> _Problem_:
Every line below should be repeated exactly.
━━ Material for this task ━━
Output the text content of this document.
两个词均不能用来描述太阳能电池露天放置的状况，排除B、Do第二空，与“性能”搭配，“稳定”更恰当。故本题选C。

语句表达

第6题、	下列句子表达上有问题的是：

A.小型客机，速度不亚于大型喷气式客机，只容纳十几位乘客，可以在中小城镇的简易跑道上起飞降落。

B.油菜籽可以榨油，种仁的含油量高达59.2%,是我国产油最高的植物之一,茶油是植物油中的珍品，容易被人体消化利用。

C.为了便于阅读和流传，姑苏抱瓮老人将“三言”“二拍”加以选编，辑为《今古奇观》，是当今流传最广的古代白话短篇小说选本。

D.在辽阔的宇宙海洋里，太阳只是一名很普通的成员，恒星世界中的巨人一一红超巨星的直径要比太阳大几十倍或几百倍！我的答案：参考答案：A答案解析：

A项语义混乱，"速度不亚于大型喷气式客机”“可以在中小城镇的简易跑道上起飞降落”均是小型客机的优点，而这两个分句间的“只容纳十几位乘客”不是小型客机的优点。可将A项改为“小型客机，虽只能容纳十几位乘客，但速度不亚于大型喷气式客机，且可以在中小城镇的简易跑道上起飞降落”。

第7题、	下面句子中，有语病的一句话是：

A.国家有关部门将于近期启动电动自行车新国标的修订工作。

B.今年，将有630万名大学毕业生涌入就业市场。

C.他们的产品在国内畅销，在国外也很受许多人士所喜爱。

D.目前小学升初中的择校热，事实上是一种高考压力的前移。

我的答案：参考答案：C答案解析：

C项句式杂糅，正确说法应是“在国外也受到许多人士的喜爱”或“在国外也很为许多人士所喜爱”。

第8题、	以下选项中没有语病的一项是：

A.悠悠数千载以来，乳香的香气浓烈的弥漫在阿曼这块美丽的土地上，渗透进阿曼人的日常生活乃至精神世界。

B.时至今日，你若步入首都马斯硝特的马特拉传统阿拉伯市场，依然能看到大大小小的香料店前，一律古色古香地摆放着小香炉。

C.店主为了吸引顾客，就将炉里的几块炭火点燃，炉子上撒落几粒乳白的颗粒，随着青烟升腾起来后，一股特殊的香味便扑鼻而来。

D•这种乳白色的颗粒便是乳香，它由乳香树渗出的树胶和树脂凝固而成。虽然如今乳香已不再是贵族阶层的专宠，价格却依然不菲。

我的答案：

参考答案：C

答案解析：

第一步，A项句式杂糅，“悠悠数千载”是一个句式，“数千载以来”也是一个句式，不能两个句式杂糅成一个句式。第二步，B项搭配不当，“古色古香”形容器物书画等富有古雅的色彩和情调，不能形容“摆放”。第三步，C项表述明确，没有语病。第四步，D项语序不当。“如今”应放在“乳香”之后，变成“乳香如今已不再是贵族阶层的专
━━━
> _The result_:
Output the text content of this document.
两个词均不能用来描述太阳能电池露天放置的状况，排除B、Do第二空，与“性能”搭配，“稳定”更恰当。故本题选C。

语句表达

第6题、	下列句子表达上有问题的是：

A.小型客机，速度不亚于大型喷气式客机，只容纳十几位乘客，可以在中小城镇的简易跑道上起飞降落。

B.油菜籽可以榨油，种仁的含油量高达59.2%,是我国产油最高的植物之一,茶油是植物油中的珍品，容易被人体消化利用。

C.为了便于阅读和流传，姑苏抱瓮老人将“三言”“二拍”加以选编，辑为《今古奇观》，是当今流传最广的古代白话短篇小说选本。

D.在辽阔的宇宙海洋里，太阳只是一名很普通的成员，恒星世界中的巨人一一红超巨星的直径要比太阳大几十倍或几百倍！我的答案：参考答案：A答案解析：

A项语义混乱，"速度不亚于大型喷气式客机”“可以在中小城镇的简易跑道上起飞降落”均是小型客机的优点，而这两个分句间的“只容纳十几位乘客”不是小型客机的优点。可将A项改为“小型客机，虽只能容纳十几位乘客，但速度不亚于大型喷气式客机，且可以在中小城镇的简易跑道上起飞降落”。

第7题、	下面句子中，有语病的一句话是：

A.国家有关部门将于近期启动电动自行车新国标的修订工作。

B.今年，将有630万名大学毕业生涌入就业市场。

C.他们的产品在国内畅销，在国外也很受许多人士所喜爱。

D.目前小学升初中的择校热，事实上是一种高考压力的前移。

我的答案：参考答案：C答案解析：

C项句式杂糅，正确说法应是“在国外也受到许多人士的喜爱”或“在国外也很为许多人士所喜爱”。

第8题、	以下选项中没有语病的一项是：

A.悠悠数千载以来，乳香的香气浓烈的弥漫在阿曼这块美丽的土地上，渗透进阿曼人的日常生活乃至精神世界。

B.时至今日，你若步入首都马斯硝特的马特拉传统阿拉伯市场，依然能看到大大小小的香料店前，一律古色古香地摆放着小香炉。

C.店主为了吸引顾客，就将炉里的几块炭火点燃，炉子上撒落几粒乳白的颗粒，随着青烟升腾起来后，一股特殊的香味便扑鼻而来。

D•这种乳白色的颗粒便是乳香，它由乳香树渗出的树胶和树脂凝固而成。虽然如今乳香已不再是贵族阶层的专宠，价格却依然不菲。

我的答案：

参考答案：C

答案解析：

第一步，A项句式杂糅，“悠悠数千载”是一个句式，“数千载以来”也是一个句式，不能两个句式杂糅成一个句式。第二步，B项搭配不当，“古色古香”形容器物书画等富有古雅的色彩和情调，不能形容“摆放”。第三步，C项表述明确，没有语病。第四步，D项语序不当。“如今”应放在“乳香”之后，变成“乳香如今已不再是贵族阶层的专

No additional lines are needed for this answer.